▶ [AIM]
For the records that follow, return only the count of lines containing the string "Schmidt".

Data excerpts
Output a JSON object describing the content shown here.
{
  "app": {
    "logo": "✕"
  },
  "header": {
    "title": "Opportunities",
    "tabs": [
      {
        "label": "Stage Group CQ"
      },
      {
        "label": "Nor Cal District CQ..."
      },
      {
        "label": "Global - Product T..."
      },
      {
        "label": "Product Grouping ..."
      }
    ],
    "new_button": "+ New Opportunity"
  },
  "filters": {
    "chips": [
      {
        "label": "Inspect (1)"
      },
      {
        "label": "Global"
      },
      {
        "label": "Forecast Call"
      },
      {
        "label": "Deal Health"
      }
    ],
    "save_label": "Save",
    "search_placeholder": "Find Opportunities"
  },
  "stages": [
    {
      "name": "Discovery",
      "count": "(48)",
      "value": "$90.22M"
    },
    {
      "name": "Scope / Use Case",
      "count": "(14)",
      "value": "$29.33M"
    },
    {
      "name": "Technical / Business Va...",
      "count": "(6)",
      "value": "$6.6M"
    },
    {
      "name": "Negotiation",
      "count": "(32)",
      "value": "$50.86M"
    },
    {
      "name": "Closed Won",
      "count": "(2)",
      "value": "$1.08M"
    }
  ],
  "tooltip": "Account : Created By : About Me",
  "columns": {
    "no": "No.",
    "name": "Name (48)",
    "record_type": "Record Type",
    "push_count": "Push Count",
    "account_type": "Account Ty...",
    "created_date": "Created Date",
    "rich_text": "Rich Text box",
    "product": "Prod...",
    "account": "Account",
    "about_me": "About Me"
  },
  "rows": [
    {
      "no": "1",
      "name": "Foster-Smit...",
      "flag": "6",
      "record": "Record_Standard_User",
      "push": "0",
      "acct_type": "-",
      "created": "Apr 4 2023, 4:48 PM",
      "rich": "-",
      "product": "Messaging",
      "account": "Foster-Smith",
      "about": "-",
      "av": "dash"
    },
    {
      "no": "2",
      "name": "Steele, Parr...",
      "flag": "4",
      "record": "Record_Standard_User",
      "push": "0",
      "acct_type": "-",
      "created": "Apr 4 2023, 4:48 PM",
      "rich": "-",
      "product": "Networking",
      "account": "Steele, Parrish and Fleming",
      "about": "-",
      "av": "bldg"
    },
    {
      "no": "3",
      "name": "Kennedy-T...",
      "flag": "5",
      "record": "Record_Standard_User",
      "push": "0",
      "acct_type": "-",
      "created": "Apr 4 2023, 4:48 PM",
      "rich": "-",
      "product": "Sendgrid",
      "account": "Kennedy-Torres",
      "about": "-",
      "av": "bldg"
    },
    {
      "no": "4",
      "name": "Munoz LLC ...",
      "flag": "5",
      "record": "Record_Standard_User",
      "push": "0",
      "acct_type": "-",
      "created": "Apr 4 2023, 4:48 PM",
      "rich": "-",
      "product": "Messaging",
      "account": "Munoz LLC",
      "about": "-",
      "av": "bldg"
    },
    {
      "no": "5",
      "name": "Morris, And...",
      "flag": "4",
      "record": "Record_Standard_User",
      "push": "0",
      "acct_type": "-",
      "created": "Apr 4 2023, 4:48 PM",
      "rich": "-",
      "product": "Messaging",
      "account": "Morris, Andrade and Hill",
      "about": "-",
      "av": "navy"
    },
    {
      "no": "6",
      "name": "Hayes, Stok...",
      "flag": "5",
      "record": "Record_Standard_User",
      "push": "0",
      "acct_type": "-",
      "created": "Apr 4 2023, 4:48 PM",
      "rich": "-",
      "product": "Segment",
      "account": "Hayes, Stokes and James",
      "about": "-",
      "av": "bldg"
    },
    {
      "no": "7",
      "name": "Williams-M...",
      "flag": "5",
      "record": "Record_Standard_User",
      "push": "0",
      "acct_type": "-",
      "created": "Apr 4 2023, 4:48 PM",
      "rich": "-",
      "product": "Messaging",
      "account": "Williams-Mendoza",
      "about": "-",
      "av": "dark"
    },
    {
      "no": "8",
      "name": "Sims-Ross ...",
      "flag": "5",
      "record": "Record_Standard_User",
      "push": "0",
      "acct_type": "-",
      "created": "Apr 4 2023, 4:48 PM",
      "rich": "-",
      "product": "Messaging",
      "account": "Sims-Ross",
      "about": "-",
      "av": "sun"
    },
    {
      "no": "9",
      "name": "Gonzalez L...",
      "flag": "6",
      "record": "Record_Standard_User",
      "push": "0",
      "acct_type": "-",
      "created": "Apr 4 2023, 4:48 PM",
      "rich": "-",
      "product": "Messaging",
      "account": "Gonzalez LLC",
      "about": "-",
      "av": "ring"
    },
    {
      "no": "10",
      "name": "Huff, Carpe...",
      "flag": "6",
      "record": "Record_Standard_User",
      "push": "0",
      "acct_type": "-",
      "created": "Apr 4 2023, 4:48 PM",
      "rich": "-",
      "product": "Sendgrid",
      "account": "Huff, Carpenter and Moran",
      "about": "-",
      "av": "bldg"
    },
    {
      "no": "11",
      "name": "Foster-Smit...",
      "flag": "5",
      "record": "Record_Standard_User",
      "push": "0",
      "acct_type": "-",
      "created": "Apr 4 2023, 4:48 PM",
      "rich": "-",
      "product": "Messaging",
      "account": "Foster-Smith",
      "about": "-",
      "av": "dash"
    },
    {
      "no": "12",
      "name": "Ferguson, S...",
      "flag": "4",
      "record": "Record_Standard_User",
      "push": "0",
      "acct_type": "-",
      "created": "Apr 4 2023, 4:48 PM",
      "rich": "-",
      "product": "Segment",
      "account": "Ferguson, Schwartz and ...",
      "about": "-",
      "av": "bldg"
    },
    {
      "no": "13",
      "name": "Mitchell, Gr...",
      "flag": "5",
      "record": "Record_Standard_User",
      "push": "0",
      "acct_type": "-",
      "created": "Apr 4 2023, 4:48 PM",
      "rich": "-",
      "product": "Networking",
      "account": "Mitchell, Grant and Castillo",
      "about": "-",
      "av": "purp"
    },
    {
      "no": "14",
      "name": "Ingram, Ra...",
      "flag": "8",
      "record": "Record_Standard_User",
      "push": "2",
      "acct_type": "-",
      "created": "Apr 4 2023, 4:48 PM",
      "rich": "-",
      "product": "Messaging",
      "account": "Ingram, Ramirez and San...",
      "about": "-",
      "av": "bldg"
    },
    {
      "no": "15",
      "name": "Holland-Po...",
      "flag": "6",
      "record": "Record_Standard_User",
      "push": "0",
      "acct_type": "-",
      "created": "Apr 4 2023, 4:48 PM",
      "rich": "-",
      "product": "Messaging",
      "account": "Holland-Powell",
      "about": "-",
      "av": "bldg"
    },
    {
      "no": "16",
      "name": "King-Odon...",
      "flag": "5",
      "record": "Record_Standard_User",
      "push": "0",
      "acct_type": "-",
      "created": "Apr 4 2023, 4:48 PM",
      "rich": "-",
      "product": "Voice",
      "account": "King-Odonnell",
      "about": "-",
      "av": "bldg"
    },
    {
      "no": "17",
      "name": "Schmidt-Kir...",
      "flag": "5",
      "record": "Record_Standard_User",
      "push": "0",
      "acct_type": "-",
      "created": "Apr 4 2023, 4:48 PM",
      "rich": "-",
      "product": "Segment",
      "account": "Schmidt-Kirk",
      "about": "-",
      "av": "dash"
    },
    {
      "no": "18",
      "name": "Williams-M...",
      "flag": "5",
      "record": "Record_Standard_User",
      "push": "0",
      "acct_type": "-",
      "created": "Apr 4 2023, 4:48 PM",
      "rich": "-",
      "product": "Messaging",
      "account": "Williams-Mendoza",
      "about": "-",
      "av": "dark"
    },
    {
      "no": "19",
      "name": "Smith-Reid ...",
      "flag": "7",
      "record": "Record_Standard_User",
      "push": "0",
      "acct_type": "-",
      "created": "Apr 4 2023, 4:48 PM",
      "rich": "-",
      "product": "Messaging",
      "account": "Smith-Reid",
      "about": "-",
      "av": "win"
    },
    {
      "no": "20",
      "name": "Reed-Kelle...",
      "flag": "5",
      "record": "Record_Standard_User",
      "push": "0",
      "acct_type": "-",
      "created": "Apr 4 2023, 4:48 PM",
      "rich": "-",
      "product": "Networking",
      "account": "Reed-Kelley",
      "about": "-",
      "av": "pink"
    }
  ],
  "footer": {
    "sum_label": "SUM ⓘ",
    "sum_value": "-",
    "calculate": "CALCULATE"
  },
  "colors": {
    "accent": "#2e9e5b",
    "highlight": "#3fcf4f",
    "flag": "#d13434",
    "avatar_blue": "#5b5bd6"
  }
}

▶ [TASK SOLUTION]
2